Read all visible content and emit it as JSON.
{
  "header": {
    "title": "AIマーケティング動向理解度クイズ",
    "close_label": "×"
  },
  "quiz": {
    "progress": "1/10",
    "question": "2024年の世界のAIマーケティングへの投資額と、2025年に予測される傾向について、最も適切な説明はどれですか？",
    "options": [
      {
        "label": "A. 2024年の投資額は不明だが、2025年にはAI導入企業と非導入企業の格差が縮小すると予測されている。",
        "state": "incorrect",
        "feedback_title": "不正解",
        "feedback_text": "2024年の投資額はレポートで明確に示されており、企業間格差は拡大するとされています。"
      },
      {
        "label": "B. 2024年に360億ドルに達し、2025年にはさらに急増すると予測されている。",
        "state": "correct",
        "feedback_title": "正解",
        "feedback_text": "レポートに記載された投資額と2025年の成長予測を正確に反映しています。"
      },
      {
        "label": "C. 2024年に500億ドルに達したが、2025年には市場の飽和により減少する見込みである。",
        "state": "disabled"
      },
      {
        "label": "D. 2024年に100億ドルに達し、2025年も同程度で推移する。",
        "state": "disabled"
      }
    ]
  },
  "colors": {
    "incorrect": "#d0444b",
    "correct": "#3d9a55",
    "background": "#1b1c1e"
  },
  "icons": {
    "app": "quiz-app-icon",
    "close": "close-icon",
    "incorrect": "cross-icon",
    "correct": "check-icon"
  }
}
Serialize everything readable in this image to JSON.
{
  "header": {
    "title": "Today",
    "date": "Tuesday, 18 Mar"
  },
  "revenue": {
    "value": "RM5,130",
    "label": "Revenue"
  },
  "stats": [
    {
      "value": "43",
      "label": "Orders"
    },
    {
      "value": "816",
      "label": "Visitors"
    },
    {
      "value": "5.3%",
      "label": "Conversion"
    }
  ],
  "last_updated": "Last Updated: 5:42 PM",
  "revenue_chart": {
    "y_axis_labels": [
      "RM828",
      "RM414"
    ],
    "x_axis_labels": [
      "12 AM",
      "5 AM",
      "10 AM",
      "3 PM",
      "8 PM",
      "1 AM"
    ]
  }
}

• EXERCISE DETAILS:
In the records above, locate the line that contains "Serialize everything readable". Repeat it and every line after it, exactly, and nothing else.

• TASK RESPONSE:
Serialize everything readable in this image to JSON.
{
  "header": {
    "title": "Today",
    "date": "Tuesday, 18 Mar"
  },
  "revenue": {
    "value": "RM5,130",
    "label": "Revenue"
  },
  "stats": [
    {
      "value": "43",
      "label": "Orders"
    },
    {
      "value": "816",
      "label": "Visitors"
    },
    {
      "value": "5.3%",
      "label": "Conversion"
    }
  ],
  "last_updated": "Last Updated: 5:42 PM",
  "revenue_chart": {
    "y_axis_labels": [
      "RM828",
      "RM414"
    ],
    "x_axis_labels": [
      "12 AM",
      "5 AM",
      "10 AM",
      "3 PM",
      "8 PM",
      "1 AM"
    ]
  }
}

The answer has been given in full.